Exercise ▸
An exact repetition of every entry, with no images, is the required answer.

Stored data ▸
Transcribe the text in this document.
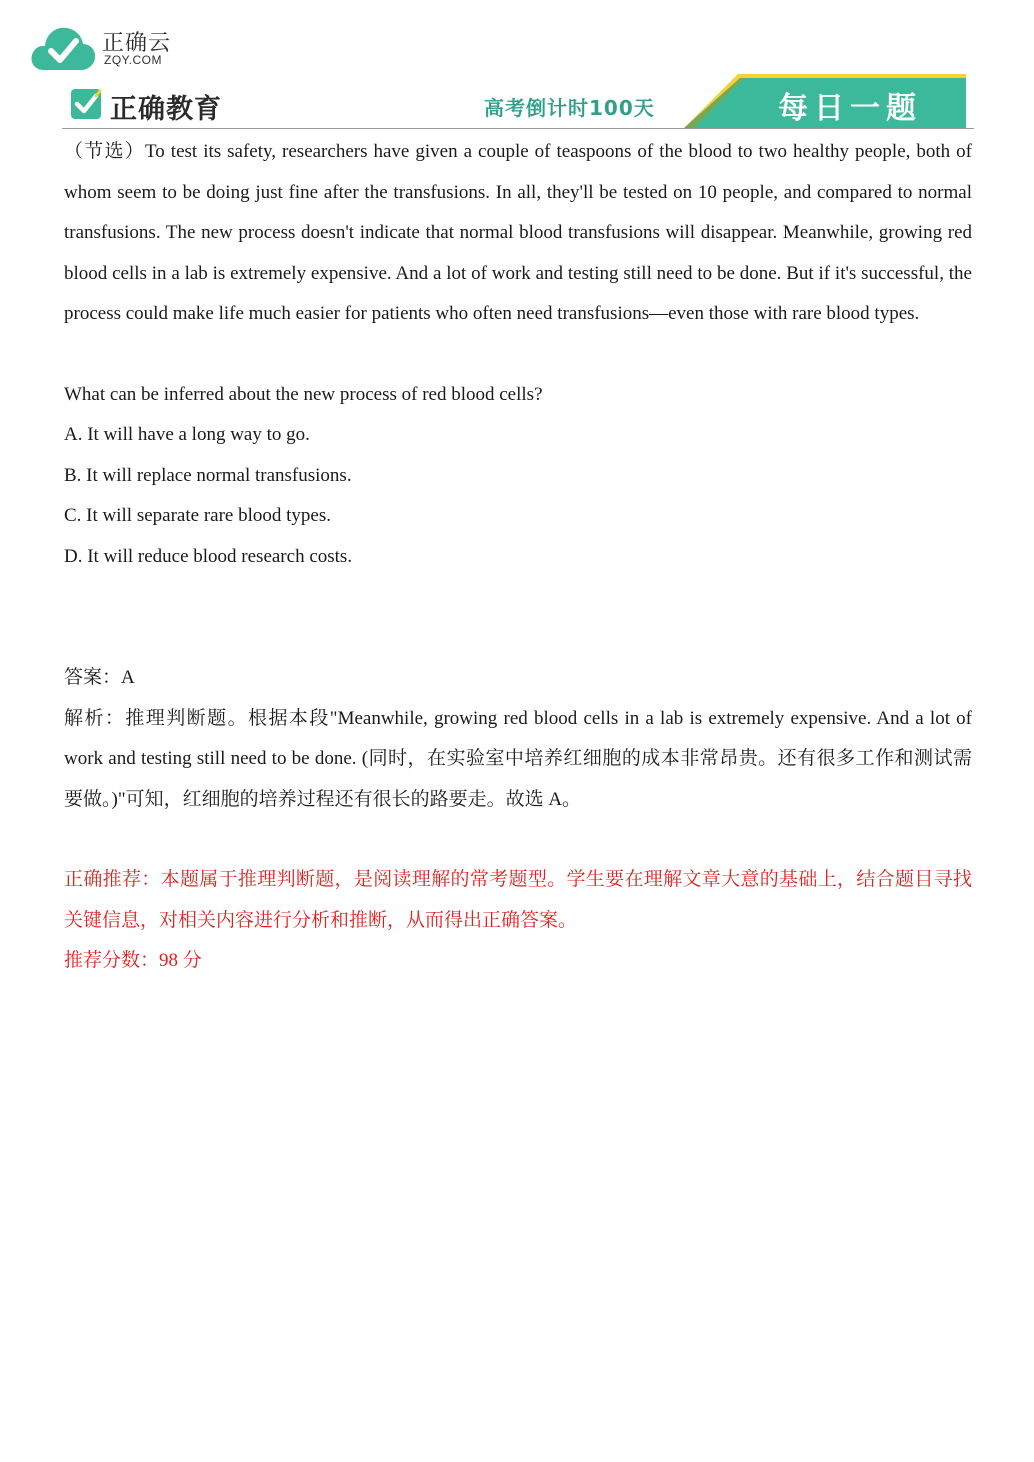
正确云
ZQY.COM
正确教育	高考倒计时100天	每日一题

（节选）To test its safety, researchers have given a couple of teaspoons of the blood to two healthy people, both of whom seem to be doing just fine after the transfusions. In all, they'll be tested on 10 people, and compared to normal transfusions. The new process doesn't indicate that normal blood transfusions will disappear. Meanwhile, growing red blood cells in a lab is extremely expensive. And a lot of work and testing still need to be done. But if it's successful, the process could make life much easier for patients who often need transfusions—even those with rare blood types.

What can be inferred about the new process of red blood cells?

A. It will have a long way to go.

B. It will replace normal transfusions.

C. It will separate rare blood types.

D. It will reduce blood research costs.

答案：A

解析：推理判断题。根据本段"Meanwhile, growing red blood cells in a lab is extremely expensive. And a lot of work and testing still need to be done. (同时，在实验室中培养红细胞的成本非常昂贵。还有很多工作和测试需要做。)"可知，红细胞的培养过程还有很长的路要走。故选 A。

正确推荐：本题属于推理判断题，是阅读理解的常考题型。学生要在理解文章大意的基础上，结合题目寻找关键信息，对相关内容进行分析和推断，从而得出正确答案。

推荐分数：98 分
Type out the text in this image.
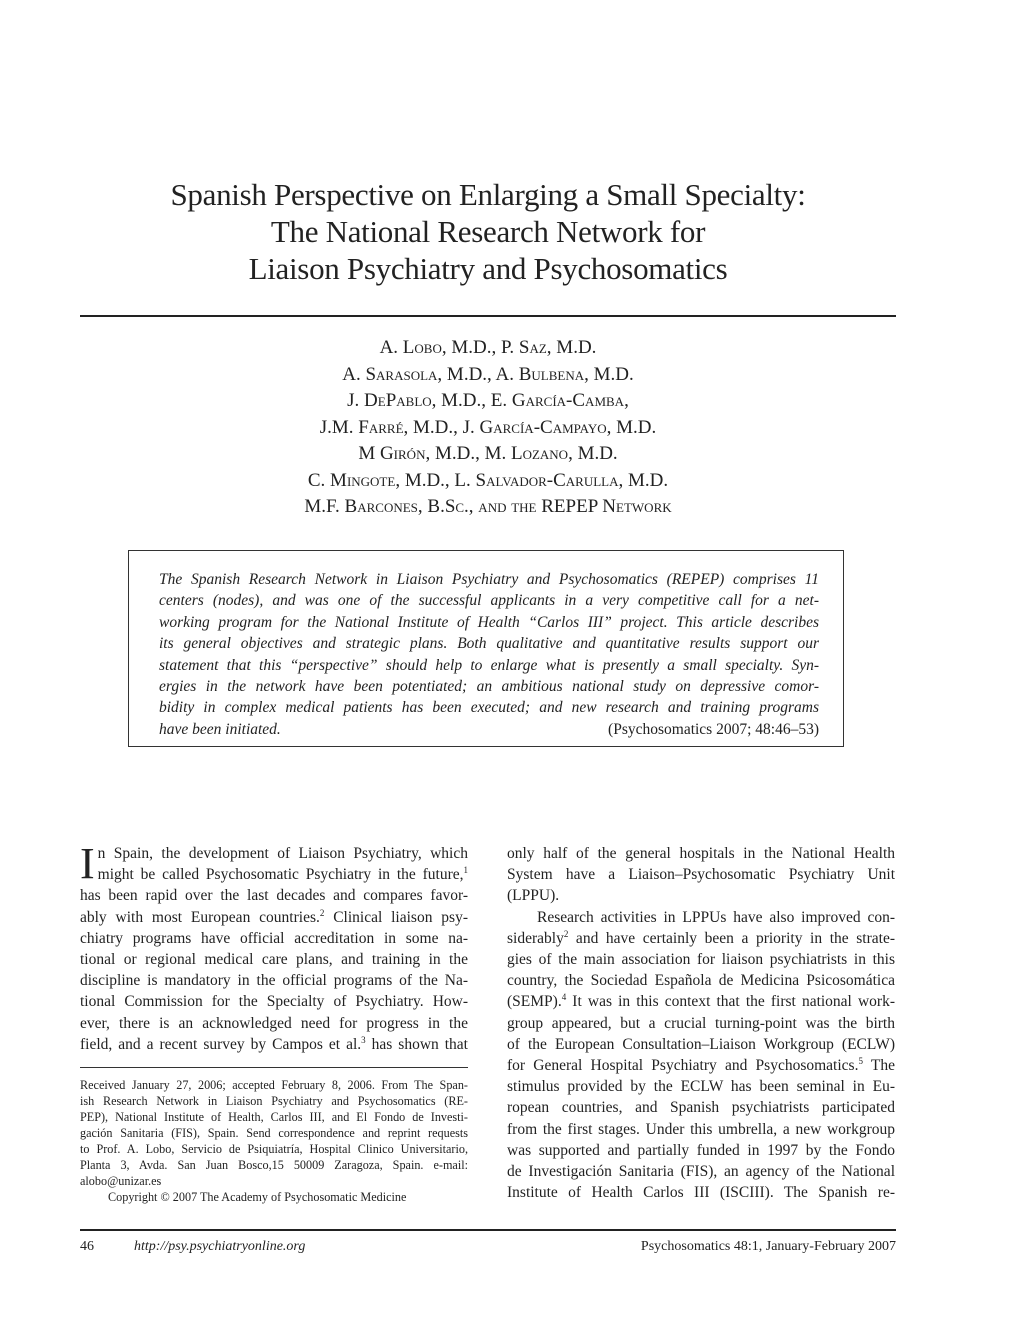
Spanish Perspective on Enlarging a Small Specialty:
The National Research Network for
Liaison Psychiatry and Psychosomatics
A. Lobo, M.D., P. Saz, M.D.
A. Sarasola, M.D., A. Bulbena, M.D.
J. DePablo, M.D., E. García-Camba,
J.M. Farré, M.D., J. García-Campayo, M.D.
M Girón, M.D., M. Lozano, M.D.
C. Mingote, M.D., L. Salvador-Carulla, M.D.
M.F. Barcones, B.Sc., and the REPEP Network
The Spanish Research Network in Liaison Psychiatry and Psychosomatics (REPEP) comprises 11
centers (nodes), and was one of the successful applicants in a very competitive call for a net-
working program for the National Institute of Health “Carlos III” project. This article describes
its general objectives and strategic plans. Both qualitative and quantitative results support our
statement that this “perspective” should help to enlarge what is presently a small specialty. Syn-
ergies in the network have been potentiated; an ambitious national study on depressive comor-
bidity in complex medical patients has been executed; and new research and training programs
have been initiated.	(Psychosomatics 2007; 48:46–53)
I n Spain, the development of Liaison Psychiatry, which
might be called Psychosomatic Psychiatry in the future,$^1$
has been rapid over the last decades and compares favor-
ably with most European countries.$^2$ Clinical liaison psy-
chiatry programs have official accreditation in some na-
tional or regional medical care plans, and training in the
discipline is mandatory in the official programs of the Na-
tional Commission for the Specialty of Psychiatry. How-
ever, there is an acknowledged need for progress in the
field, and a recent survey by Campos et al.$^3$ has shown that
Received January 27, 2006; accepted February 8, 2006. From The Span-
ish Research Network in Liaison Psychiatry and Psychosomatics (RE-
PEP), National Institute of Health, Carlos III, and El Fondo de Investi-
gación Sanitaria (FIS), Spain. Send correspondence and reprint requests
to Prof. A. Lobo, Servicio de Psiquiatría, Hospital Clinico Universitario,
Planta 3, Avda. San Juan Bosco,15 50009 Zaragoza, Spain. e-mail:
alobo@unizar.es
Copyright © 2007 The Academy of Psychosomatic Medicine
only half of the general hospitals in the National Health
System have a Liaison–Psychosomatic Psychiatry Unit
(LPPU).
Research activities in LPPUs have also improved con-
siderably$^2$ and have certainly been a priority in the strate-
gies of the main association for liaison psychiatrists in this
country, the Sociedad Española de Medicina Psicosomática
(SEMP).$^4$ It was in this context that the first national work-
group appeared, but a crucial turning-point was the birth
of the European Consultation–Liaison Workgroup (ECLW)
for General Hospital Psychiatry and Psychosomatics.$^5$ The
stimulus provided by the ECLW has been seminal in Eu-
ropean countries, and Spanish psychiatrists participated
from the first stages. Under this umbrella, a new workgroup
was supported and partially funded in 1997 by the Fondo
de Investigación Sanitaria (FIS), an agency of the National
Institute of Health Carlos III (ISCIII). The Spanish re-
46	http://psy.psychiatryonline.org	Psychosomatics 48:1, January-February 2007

Task response ▸
Transcribe the text in this document.
正确云
ZQY.COM
正确教育	高考倒计时100天	每日一题

（节选）To test its safety, researchers have given a couple of teaspoons of the blood to two healthy people, both of whom seem to be doing just fine after the transfusions. In all, they'll be tested on 10 people, and compared to normal transfusions. The new process doesn't indicate that normal blood transfusions will disappear. Meanwhile, growing red blood cells in a lab is extremely expensive. And a lot of work and testing still need to be done. But if it's successful, the process could make life much easier for patients who often need transfusions—even those with rare blood types.

What can be inferred about the new process of red blood cells?

A. It will have a long way to go.

B. It will replace normal transfusions.

C. It will separate rare blood types.

D. It will reduce blood research costs.

答案：A

解析：推理判断题。根据本段"Meanwhile, growing red blood cells in a lab is extremely expensive. And a lot of work and testing still need to be done. (同时，在实验室中培养红细胞的成本非常昂贵。还有很多工作和测试需要做。)"可知，红细胞的培养过程还有很长的路要走。故选 A。

正确推荐：本题属于推理判断题，是阅读理解的常考题型。学生要在理解文章大意的基础上，结合题目寻找关键信息，对相关内容进行分析和推断，从而得出正确答案。

推荐分数：98 分
Type out the text in this image.
Spanish Perspective on Enlarging a Small Specialty:
The National Research Network for
Liaison Psychiatry and Psychosomatics
A. Lobo, M.D., P. Saz, M.D.
A. Sarasola, M.D., A. Bulbena, M.D.
J. DePablo, M.D., E. García-Camba,
J.M. Farré, M.D., J. García-Campayo, M.D.
M Girón, M.D., M. Lozano, M.D.
C. Mingote, M.D., L. Salvador-Carulla, M.D.
M.F. Barcones, B.Sc., and the REPEP Network
The Spanish Research Network in Liaison Psychiatry and Psychosomatics (REPEP) comprises 11
centers (nodes), and was one of the successful applicants in a very competitive call for a net-
working program for the National Institute of Health “Carlos III” project. This article describes
its general objectives and strategic plans. Both qualitative and quantitative results support our
statement that this “perspective” should help to enlarge what is presently a small specialty. Syn-
ergies in the network have been potentiated; an ambitious national study on depressive comor-
bidity in complex medical patients has been executed; and new research and training programs
have been initiated.	(Psychosomatics 2007; 48:46–53)
I n Spain, the development of Liaison Psychiatry, which
might be called Psychosomatic Psychiatry in the future,$^1$
has been rapid over the last decades and compares favor-
ably with most European countries.$^2$ Clinical liaison psy-
chiatry programs have official accreditation in some na-
tional or regional medical care plans, and training in the
discipline is mandatory in the official programs of the Na-
tional Commission for the Specialty of Psychiatry. How-
ever, there is an acknowledged need for progress in the
field, and a recent survey by Campos et al.$^3$ has shown that
Received January 27, 2006; accepted February 8, 2006. From The Span-
ish Research Network in Liaison Psychiatry and Psychosomatics (RE-
PEP), National Institute of Health, Carlos III, and El Fondo de Investi-
gación Sanitaria (FIS), Spain. Send correspondence and reprint requests
to Prof. A. Lobo, Servicio de Psiquiatría, Hospital Clinico Universitario,
Planta 3, Avda. San Juan Bosco,15 50009 Zaragoza, Spain. e-mail:
alobo@unizar.es
Copyright © 2007 The Academy of Psychosomatic Medicine
only half of the general hospitals in the National Health
System have a Liaison–Psychosomatic Psychiatry Unit
(LPPU).
Research activities in LPPUs have also improved con-
siderably$^2$ and have certainly been a priority in the strate-
gies of the main association for liaison psychiatrists in this
country, the Sociedad Española de Medicina Psicosomática
(SEMP).$^4$ It was in this context that the first national work-
group appeared, but a crucial turning-point was the birth
of the European Consultation–Liaison Workgroup (ECLW)
for General Hospital Psychiatry and Psychosomatics.$^5$ The
stimulus provided by the ECLW has been seminal in Eu-
ropean countries, and Spanish psychiatrists participated
from the first stages. Under this umbrella, a new workgroup
was supported and partially funded in 1997 by the Fondo
de Investigación Sanitaria (FIS), an agency of the National
Institute of Health Carlos III (ISCIII). The Spanish re-
46	http://psy.psychiatryonline.org	Psychosomatics 48:1, January-February 2007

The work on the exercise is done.